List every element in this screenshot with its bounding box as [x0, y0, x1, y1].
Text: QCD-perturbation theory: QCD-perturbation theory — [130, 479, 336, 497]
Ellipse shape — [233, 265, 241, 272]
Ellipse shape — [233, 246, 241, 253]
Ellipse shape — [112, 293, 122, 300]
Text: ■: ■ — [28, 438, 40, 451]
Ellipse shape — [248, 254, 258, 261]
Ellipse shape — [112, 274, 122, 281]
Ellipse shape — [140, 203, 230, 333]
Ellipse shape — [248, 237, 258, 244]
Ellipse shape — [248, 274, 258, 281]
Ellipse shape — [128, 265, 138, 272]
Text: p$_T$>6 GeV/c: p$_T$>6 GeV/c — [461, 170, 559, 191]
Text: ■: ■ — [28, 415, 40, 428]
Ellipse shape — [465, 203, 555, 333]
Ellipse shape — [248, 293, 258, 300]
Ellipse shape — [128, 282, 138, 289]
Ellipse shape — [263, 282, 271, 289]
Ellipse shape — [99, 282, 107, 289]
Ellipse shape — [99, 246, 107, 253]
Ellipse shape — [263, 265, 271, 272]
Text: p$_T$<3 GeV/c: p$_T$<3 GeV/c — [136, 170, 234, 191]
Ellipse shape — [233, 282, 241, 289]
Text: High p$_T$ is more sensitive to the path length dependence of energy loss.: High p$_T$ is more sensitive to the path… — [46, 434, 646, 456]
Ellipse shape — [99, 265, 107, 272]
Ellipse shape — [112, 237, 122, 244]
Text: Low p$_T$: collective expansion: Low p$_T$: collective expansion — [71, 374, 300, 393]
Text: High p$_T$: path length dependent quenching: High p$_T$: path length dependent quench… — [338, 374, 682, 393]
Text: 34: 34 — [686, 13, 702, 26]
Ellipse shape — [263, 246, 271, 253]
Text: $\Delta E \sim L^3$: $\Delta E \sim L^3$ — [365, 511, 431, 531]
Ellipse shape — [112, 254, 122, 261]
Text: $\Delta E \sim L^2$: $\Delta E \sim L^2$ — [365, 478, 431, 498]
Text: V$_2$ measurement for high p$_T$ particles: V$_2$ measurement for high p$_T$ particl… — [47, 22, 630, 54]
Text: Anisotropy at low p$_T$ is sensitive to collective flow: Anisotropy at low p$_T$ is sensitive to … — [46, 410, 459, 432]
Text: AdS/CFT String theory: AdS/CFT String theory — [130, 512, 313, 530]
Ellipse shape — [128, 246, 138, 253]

#####

**Task goal**
Copy the entries above verbatim.

**Answer to the exercise**
List every element in this screenshot with its bounding box as [x0, y0, x1, y1].
Text: QCD-perturbation theory: QCD-perturbation theory — [130, 479, 336, 497]
Ellipse shape — [233, 265, 241, 272]
Ellipse shape — [233, 246, 241, 253]
Ellipse shape — [112, 293, 122, 300]
Text: ■: ■ — [28, 438, 40, 451]
Ellipse shape — [248, 254, 258, 261]
Ellipse shape — [112, 274, 122, 281]
Ellipse shape — [140, 203, 230, 333]
Ellipse shape — [248, 237, 258, 244]
Ellipse shape — [248, 274, 258, 281]
Ellipse shape — [128, 265, 138, 272]
Text: p$_T$>6 GeV/c: p$_T$>6 GeV/c — [461, 170, 559, 191]
Text: ■: ■ — [28, 415, 40, 428]
Ellipse shape — [465, 203, 555, 333]
Ellipse shape — [248, 293, 258, 300]
Ellipse shape — [128, 282, 138, 289]
Ellipse shape — [263, 282, 271, 289]
Ellipse shape — [99, 282, 107, 289]
Ellipse shape — [99, 246, 107, 253]
Ellipse shape — [263, 265, 271, 272]
Text: p$_T$<3 GeV/c: p$_T$<3 GeV/c — [136, 170, 234, 191]
Ellipse shape — [233, 282, 241, 289]
Text: High p$_T$ is more sensitive to the path length dependence of energy loss.: High p$_T$ is more sensitive to the path… — [46, 434, 646, 456]
Ellipse shape — [99, 265, 107, 272]
Ellipse shape — [112, 237, 122, 244]
Text: Low p$_T$: collective expansion: Low p$_T$: collective expansion — [71, 374, 300, 393]
Text: High p$_T$: path length dependent quenching: High p$_T$: path length dependent quench… — [338, 374, 682, 393]
Text: 34: 34 — [686, 13, 702, 26]
Ellipse shape — [263, 246, 271, 253]
Text: $\Delta E \sim L^3$: $\Delta E \sim L^3$ — [365, 511, 431, 531]
Ellipse shape — [112, 254, 122, 261]
Text: $\Delta E \sim L^2$: $\Delta E \sim L^2$ — [365, 478, 431, 498]
Text: V$_2$ measurement for high p$_T$ particles: V$_2$ measurement for high p$_T$ particl… — [47, 22, 630, 54]
Text: Anisotropy at low p$_T$ is sensitive to collective flow: Anisotropy at low p$_T$ is sensitive to … — [46, 410, 459, 432]
Text: AdS/CFT String theory: AdS/CFT String theory — [130, 512, 313, 530]
Ellipse shape — [128, 246, 138, 253]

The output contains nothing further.